EXERCISE OBJECTIVE →
Copy out every line of the data exactly.

STORED ROWS →
________
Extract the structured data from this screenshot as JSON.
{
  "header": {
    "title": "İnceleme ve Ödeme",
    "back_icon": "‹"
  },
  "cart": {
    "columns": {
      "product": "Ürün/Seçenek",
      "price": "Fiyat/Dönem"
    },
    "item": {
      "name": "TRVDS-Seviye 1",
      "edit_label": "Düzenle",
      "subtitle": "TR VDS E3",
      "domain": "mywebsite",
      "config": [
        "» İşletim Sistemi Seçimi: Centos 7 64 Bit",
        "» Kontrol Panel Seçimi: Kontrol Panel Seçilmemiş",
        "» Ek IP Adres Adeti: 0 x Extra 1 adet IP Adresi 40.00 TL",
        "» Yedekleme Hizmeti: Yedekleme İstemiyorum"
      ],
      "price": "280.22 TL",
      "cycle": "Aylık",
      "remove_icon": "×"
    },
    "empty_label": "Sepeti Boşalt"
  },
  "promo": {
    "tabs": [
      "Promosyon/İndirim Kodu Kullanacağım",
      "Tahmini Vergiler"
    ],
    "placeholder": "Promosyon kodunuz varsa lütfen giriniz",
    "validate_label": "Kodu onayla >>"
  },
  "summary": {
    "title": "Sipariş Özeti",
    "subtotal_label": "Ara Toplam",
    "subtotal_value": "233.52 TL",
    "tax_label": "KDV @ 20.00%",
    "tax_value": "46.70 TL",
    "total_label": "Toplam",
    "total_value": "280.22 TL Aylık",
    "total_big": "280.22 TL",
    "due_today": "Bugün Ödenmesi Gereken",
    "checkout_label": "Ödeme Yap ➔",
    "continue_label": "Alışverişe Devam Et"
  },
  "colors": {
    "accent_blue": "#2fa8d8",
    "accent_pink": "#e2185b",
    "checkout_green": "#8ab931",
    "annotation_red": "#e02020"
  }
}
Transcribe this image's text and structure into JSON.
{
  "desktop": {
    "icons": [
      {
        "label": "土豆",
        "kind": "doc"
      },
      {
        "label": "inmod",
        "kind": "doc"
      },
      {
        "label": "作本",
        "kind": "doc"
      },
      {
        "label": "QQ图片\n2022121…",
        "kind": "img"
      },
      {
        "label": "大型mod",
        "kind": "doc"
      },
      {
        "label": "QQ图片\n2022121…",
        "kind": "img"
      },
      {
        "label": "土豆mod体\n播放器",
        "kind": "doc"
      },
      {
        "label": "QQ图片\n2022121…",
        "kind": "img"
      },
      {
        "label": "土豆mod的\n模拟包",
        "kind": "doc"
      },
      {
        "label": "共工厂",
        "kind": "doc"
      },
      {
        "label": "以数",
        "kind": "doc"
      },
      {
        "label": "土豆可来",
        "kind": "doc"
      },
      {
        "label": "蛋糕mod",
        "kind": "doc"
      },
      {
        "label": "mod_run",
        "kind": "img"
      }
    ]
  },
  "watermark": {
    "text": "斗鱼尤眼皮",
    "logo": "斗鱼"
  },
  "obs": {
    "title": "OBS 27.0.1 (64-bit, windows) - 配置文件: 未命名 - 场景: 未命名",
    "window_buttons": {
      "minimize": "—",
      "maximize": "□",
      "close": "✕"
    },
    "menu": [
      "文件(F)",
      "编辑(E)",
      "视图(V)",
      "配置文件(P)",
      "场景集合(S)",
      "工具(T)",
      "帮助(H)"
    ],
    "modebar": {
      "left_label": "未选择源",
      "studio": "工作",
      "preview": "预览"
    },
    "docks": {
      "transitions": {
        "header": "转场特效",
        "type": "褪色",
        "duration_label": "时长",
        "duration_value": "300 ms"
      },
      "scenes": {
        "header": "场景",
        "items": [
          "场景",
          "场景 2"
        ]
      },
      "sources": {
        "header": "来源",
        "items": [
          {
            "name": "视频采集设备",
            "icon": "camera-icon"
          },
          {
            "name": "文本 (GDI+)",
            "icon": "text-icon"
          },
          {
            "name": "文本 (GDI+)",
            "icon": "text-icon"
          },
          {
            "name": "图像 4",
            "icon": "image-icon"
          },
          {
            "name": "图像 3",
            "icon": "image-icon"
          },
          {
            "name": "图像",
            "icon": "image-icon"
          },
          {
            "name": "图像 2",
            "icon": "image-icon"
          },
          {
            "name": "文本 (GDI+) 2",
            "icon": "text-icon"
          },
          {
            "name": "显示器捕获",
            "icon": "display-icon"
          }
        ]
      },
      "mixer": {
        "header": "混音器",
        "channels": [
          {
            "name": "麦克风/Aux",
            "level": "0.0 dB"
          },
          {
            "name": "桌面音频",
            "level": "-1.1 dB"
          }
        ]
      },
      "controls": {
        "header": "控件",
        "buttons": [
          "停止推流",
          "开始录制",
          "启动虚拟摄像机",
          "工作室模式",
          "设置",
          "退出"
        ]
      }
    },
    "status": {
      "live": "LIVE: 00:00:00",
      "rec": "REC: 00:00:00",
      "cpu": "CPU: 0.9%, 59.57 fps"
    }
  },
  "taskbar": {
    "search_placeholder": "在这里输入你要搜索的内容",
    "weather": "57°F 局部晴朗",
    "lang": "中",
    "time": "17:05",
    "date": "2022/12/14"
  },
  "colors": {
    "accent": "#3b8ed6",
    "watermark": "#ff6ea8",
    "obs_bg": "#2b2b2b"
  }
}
________
ANSWER TO THE EXERCISE →
Extract the structured data from this screenshot as JSON.
{
  "header": {
    "title": "İnceleme ve Ödeme",
    "back_icon": "‹"
  },
  "cart": {
    "columns": {
      "product": "Ürün/Seçenek",
      "price": "Fiyat/Dönem"
    },
    "item": {
      "name": "TRVDS-Seviye 1",
      "edit_label": "Düzenle",
      "subtitle": "TR VDS E3",
      "domain": "mywebsite",
      "config": [
        "» İşletim Sistemi Seçimi: Centos 7 64 Bit",
        "» Kontrol Panel Seçimi: Kontrol Panel Seçilmemiş",
        "» Ek IP Adres Adeti: 0 x Extra 1 adet IP Adresi 40.00 TL",
        "» Yedekleme Hizmeti: Yedekleme İstemiyorum"
      ],
      "price": "280.22 TL",
      "cycle": "Aylık",
      "remove_icon": "×"
    },
    "empty_label": "Sepeti Boşalt"
  },
  "promo": {
    "tabs": [
      "Promosyon/İndirim Kodu Kullanacağım",
      "Tahmini Vergiler"
    ],
    "placeholder": "Promosyon kodunuz varsa lütfen giriniz",
    "validate_label": "Kodu onayla >>"
  },
  "summary": {
    "title": "Sipariş Özeti",
    "subtotal_label": "Ara Toplam",
    "subtotal_value": "233.52 TL",
    "tax_label": "KDV @ 20.00%",
    "tax_value": "46.70 TL",
    "total_label": "Toplam",
    "total_value": "280.22 TL Aylık",
    "total_big": "280.22 TL",
    "due_today": "Bugün Ödenmesi Gereken",
    "checkout_label": "Ödeme Yap ➔",
    "continue_label": "Alışverişe Devam Et"
  },
  "colors": {
    "accent_blue": "#2fa8d8",
    "accent_pink": "#e2185b",
    "checkout_green": "#8ab931",
    "annotation_red": "#e02020"
  }
}
Transcribe this image's text and structure into JSON.
{
  "desktop": {
    "icons": [
      {
        "label": "土豆",
        "kind": "doc"
      },
      {
        "label": "inmod",
        "kind": "doc"
      },
      {
        "label": "作本",
        "kind": "doc"
      },
      {
        "label": "QQ图片\n2022121…",
        "kind": "img"
      },
      {
        "label": "大型mod",
        "kind": "doc"
      },
      {
        "label": "QQ图片\n2022121…",
        "kind": "img"
      },
      {
        "label": "土豆mod体\n播放器",
        "kind": "doc"
      },
      {
        "label": "QQ图片\n2022121…",
        "kind": "img"
      },
      {
        "label": "土豆mod的\n模拟包",
        "kind": "doc"
      },
      {
        "label": "共工厂",
        "kind": "doc"
      },
      {
        "label": "以数",
        "kind": "doc"
      },
      {
        "label": "土豆可来",
        "kind": "doc"
      },
      {
        "label": "蛋糕mod",
        "kind": "doc"
      },
      {
        "label": "mod_run",
        "kind": "img"
      }
    ]
  },
  "watermark": {
    "text": "斗鱼尤眼皮",
    "logo": "斗鱼"
  },
  "obs": {
    "title": "OBS 27.0.1 (64-bit, windows) - 配置文件: 未命名 - 场景: 未命名",
    "window_buttons": {
      "minimize": "—",
      "maximize": "□",
      "close": "✕"
    },
    "menu": [
      "文件(F)",
      "编辑(E)",
      "视图(V)",
      "配置文件(P)",
      "场景集合(S)",
      "工具(T)",
      "帮助(H)"
    ],
    "modebar": {
      "left_label": "未选择源",
      "studio": "工作",
      "preview": "预览"
    },
    "docks": {
      "transitions": {
        "header": "转场特效",
        "type": "褪色",
        "duration_label": "时长",
        "duration_value": "300 ms"
      },
      "scenes": {
        "header": "场景",
        "items": [
          "场景",
          "场景 2"
        ]
      },
      "sources": {
        "header": "来源",
        "items": [
          {
            "name": "视频采集设备",
            "icon": "camera-icon"
          },
          {
            "name": "文本 (GDI+)",
            "icon": "text-icon"
          },
          {
            "name": "文本 (GDI+)",
            "icon": "text-icon"
          },
          {
            "name": "图像 4",
            "icon": "image-icon"
          },
          {
            "name": "图像 3",
            "icon": "image-icon"
          },
          {
            "name": "图像",
            "icon": "image-icon"
          },
          {
            "name": "图像 2",
            "icon": "image-icon"
          },
          {
            "name": "文本 (GDI+) 2",
            "icon": "text-icon"
          },
          {
            "name": "显示器捕获",
            "icon": "display-icon"
          }
        ]
      },
      "mixer": {
        "header": "混音器",
        "channels": [
          {
            "name": "麦克风/Aux",
            "level": "0.0 dB"
          },
          {
            "name": "桌面音频",
            "level": "-1.1 dB"
          }
        ]
      },
      "controls": {
        "header": "控件",
        "buttons": [
          "停止推流",
          "开始录制",
          "启动虚拟摄像机",
          "工作室模式",
          "设置",
          "退出"
        ]
      }
    },
    "status": {
      "live": "LIVE: 00:00:00",
      "rec": "REC: 00:00:00",
      "cpu": "CPU: 0.9%, 59.57 fps"
    }
  },
  "taskbar": {
    "search_placeholder": "在这里输入你要搜索的内容",
    "weather": "57°F 局部晴朗",
    "lang": "中",
    "time": "17:05",
    "date": "2022/12/14"
  },
  "colors": {
    "accent": "#3b8ed6",
    "watermark": "#ff6ea8",
    "obs_bg": "#2b2b2b"
  }
}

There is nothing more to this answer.